Extract the complete listing and repeat it word for word.

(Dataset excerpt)
▬▬▬▬▬▬
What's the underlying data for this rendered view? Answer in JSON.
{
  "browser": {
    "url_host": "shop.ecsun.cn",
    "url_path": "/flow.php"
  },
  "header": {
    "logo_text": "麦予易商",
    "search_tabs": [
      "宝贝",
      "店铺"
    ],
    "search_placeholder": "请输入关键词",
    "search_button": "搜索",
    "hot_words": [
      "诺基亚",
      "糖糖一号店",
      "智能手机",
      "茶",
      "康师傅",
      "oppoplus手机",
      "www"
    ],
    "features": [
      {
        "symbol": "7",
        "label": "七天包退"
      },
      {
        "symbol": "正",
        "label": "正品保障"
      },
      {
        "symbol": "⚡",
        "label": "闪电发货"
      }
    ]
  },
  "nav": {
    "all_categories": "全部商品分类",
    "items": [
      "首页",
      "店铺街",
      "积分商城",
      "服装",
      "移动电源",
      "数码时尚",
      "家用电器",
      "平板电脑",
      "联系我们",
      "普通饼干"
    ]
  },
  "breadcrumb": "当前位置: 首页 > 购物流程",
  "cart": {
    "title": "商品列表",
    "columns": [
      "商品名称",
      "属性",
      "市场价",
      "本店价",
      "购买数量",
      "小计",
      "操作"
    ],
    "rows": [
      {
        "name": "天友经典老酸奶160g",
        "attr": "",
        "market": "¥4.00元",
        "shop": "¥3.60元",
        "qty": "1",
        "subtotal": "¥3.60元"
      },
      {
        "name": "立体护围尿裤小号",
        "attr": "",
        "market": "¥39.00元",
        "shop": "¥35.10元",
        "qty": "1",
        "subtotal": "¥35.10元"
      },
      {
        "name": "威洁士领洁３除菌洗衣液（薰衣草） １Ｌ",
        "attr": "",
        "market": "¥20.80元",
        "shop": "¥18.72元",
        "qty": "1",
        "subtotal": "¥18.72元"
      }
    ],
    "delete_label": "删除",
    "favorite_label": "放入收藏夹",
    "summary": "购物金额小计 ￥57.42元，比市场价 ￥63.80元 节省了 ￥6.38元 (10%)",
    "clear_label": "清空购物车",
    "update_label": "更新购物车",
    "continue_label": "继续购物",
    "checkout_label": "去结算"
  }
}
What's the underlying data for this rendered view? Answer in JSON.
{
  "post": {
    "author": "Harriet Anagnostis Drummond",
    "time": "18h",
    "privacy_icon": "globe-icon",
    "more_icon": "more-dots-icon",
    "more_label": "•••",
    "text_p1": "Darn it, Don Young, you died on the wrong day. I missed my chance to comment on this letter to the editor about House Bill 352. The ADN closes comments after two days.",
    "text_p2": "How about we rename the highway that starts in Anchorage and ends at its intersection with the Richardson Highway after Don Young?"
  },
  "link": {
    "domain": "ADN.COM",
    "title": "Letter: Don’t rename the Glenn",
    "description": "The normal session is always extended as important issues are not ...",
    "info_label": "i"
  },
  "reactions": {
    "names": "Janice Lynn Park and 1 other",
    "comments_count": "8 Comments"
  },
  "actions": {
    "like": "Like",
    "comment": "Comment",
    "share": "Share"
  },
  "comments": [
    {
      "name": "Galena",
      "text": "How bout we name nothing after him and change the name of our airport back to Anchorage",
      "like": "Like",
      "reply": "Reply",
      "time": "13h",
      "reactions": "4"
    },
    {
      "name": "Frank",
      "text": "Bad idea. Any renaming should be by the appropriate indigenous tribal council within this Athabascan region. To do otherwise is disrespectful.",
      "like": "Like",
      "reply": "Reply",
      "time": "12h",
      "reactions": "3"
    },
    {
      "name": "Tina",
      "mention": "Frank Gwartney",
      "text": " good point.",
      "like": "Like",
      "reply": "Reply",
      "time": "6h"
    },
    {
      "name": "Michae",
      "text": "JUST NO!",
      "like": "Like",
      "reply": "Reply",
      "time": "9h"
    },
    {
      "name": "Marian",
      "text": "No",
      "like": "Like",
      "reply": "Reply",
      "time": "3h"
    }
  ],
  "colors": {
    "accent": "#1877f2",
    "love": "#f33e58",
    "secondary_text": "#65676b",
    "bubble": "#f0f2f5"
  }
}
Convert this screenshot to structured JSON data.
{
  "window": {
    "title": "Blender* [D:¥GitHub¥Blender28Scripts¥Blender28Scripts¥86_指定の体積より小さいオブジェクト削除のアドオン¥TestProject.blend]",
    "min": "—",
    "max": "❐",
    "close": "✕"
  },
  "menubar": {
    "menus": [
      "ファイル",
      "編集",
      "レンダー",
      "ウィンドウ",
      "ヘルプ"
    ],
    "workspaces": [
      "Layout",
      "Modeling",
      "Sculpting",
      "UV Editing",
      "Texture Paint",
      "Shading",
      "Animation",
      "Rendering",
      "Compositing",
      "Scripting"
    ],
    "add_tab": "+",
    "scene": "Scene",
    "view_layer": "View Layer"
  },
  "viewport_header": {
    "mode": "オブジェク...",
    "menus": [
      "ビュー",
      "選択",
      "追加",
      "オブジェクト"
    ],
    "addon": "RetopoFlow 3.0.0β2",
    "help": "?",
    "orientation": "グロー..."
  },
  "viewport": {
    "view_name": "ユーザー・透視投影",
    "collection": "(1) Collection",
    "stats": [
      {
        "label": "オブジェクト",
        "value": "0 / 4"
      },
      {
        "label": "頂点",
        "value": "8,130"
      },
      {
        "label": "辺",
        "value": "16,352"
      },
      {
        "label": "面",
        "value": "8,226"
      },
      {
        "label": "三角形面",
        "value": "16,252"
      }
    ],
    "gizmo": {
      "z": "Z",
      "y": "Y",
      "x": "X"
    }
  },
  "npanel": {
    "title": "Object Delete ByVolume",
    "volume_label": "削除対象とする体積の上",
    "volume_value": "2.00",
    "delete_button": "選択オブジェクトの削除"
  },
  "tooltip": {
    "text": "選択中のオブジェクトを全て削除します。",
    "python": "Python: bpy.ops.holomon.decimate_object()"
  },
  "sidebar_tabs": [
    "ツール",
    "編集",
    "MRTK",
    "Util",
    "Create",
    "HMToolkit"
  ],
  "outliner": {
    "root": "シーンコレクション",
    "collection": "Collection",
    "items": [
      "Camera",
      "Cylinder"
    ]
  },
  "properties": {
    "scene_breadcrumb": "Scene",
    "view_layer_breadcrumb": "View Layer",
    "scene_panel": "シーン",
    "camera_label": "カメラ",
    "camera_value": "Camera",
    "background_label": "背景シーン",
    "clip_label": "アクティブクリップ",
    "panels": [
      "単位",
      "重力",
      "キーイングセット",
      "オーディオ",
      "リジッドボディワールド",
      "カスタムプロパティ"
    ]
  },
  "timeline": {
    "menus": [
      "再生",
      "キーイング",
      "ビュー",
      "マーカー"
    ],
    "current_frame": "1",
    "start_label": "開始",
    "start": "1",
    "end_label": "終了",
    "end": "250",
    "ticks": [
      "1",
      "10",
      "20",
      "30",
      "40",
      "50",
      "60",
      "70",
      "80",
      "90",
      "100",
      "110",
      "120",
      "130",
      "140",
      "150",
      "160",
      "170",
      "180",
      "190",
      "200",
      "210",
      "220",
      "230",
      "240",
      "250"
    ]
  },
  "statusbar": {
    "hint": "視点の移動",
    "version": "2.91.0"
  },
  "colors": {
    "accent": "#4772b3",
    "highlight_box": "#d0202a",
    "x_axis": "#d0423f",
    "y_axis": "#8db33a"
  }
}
▬▬▬▬▬▬
* TASK RESPONSE *
What's the underlying data for this rendered view? Answer in JSON.
{
  "browser": {
    "url_host": "shop.ecsun.cn",
    "url_path": "/flow.php"
  },
  "header": {
    "logo_text": "麦予易商",
    "search_tabs": [
      "宝贝",
      "店铺"
    ],
    "search_placeholder": "请输入关键词",
    "search_button": "搜索",
    "hot_words": [
      "诺基亚",
      "糖糖一号店",
      "智能手机",
      "茶",
      "康师傅",
      "oppoplus手机",
      "www"
    ],
    "features": [
      {
        "symbol": "7",
        "label": "七天包退"
      },
      {
        "symbol": "正",
        "label": "正品保障"
      },
      {
        "symbol": "⚡",
        "label": "闪电发货"
      }
    ]
  },
  "nav": {
    "all_categories": "全部商品分类",
    "items": [
      "首页",
      "店铺街",
      "积分商城",
      "服装",
      "移动电源",
      "数码时尚",
      "家用电器",
      "平板电脑",
      "联系我们",
      "普通饼干"
    ]
  },
  "breadcrumb": "当前位置: 首页 > 购物流程",
  "cart": {
    "title": "商品列表",
    "columns": [
      "商品名称",
      "属性",
      "市场价",
      "本店价",
      "购买数量",
      "小计",
      "操作"
    ],
    "rows": [
      {
        "name": "天友经典老酸奶160g",
        "attr": "",
        "market": "¥4.00元",
        "shop": "¥3.60元",
        "qty": "1",
        "subtotal": "¥3.60元"
      },
      {
        "name": "立体护围尿裤小号",
        "attr": "",
        "market": "¥39.00元",
        "shop": "¥35.10元",
        "qty": "1",
        "subtotal": "¥35.10元"
      },
      {
        "name": "威洁士领洁３除菌洗衣液（薰衣草） １Ｌ",
        "attr": "",
        "market": "¥20.80元",
        "shop": "¥18.72元",
        "qty": "1",
        "subtotal": "¥18.72元"
      }
    ],
    "delete_label": "删除",
    "favorite_label": "放入收藏夹",
    "summary": "购物金额小计 ￥57.42元，比市场价 ￥63.80元 节省了 ￥6.38元 (10%)",
    "clear_label": "清空购物车",
    "update_label": "更新购物车",
    "continue_label": "继续购物",
    "checkout_label": "去结算"
  }
}
What's the underlying data for this rendered view? Answer in JSON.
{
  "post": {
    "author": "Harriet Anagnostis Drummond",
    "time": "18h",
    "privacy_icon": "globe-icon",
    "more_icon": "more-dots-icon",
    "more_label": "•••",
    "text_p1": "Darn it, Don Young, you died on the wrong day. I missed my chance to comment on this letter to the editor about House Bill 352. The ADN closes comments after two days.",
    "text_p2": "How about we rename the highway that starts in Anchorage and ends at its intersection with the Richardson Highway after Don Young?"
  },
  "link": {
    "domain": "ADN.COM",
    "title": "Letter: Don’t rename the Glenn",
    "description": "The normal session is always extended as important issues are not ...",
    "info_label": "i"
  },
  "reactions": {
    "names": "Janice Lynn Park and 1 other",
    "comments_count": "8 Comments"
  },
  "actions": {
    "like": "Like",
    "comment": "Comment",
    "share": "Share"
  },
  "comments": [
    {
      "name": "Galena",
      "text": "How bout we name nothing after him and change the name of our airport back to Anchorage",
      "like": "Like",
      "reply": "Reply",
      "time": "13h",
      "reactions": "4"
    },
    {
      "name": "Frank",
      "text": "Bad idea. Any renaming should be by the appropriate indigenous tribal council within this Athabascan region. To do otherwise is disrespectful.",
      "like": "Like",
      "reply": "Reply",
      "time": "12h",
      "reactions": "3"
    },
    {
      "name": "Tina",
      "mention": "Frank Gwartney",
      "text": " good point.",
      "like": "Like",
      "reply": "Reply",
      "time": "6h"
    },
    {
      "name": "Michae",
      "text": "JUST NO!",
      "like": "Like",
      "reply": "Reply",
      "time": "9h"
    },
    {
      "name": "Marian",
      "text": "No",
      "like": "Like",
      "reply": "Reply",
      "time": "3h"
    }
  ],
  "colors": {
    "accent": "#1877f2",
    "love": "#f33e58",
    "secondary_text": "#65676b",
    "bubble": "#f0f2f5"
  }
}
Convert this screenshot to structured JSON data.
{
  "window": {
    "title": "Blender* [D:¥GitHub¥Blender28Scripts¥Blender28Scripts¥86_指定の体積より小さいオブジェクト削除のアドオン¥TestProject.blend]",
    "min": "—",
    "max": "❐",
    "close": "✕"
  },
  "menubar": {
    "menus": [
      "ファイル",
      "編集",
      "レンダー",
      "ウィンドウ",
      "ヘルプ"
    ],
    "workspaces": [
      "Layout",
      "Modeling",
      "Sculpting",
      "UV Editing",
      "Texture Paint",
      "Shading",
      "Animation",
      "Rendering",
      "Compositing",
      "Scripting"
    ],
    "add_tab": "+",
    "scene": "Scene",
    "view_layer": "View Layer"
  },
  "viewport_header": {
    "mode": "オブジェク...",
    "menus": [
      "ビュー",
      "選択",
      "追加",
      "オブジェクト"
    ],
    "addon": "RetopoFlow 3.0.0β2",
    "help": "?",
    "orientation": "グロー..."
  },
  "viewport": {
    "view_name": "ユーザー・透視投影",
    "collection": "(1) Collection",
    "stats": [
      {
        "label": "オブジェクト",
        "value": "0 / 4"
      },
      {
        "label": "頂点",
        "value": "8,130"
      },
      {
        "label": "辺",
        "value": "16,352"
      },
      {
        "label": "面",
        "value": "8,226"
      },
      {
        "label": "三角形面",
        "value": "16,252"
      }
    ],
    "gizmo": {
      "z": "Z",
      "y": "Y",
      "x": "X"
    }
  },
  "npanel": {
    "title": "Object Delete ByVolume",
    "volume_label": "削除対象とする体積の上",
    "volume_value": "2.00",
    "delete_button": "選択オブジェクトの削除"
  },
  "tooltip": {
    "text": "選択中のオブジェクトを全て削除します。",
    "python": "Python: bpy.ops.holomon.decimate_object()"
  },
  "sidebar_tabs": [
    "ツール",
    "編集",
    "MRTK",
    "Util",
    "Create",
    "HMToolkit"
  ],
  "outliner": {
    "root": "シーンコレクション",
    "collection": "Collection",
    "items": [
      "Camera",
      "Cylinder"
    ]
  },
  "properties": {
    "scene_breadcrumb": "Scene",
    "view_layer_breadcrumb": "View Layer",
    "scene_panel": "シーン",
    "camera_label": "カメラ",
    "camera_value": "Camera",
    "background_label": "背景シーン",
    "clip_label": "アクティブクリップ",
    "panels": [
      "単位",
      "重力",
      "キーイングセット",
      "オーディオ",
      "リジッドボディワールド",
      "カスタムプロパティ"
    ]
  },
  "timeline": {
    "menus": [
      "再生",
      "キーイング",
      "ビュー",
      "マーカー"
    ],
    "current_frame": "1",
    "start_label": "開始",
    "start": "1",
    "end_label": "終了",
    "end": "250",
    "ticks": [
      "1",
      "10",
      "20",
      "30",
      "40",
      "50",
      "60",
      "70",
      "80",
      "90",
      "100",
      "110",
      "120",
      "130",
      "140",
      "150",
      "160",
      "170",
      "180",
      "190",
      "200",
      "210",
      "220",
      "230",
      "240",
      "250"
    ]
  },
  "statusbar": {
    "hint": "視点の移動",
    "version": "2.91.0"
  },
  "colors": {
    "accent": "#4772b3",
    "highlight_box": "#d0202a",
    "x_axis": "#d0423f",
    "y_axis": "#8db33a"
  }
}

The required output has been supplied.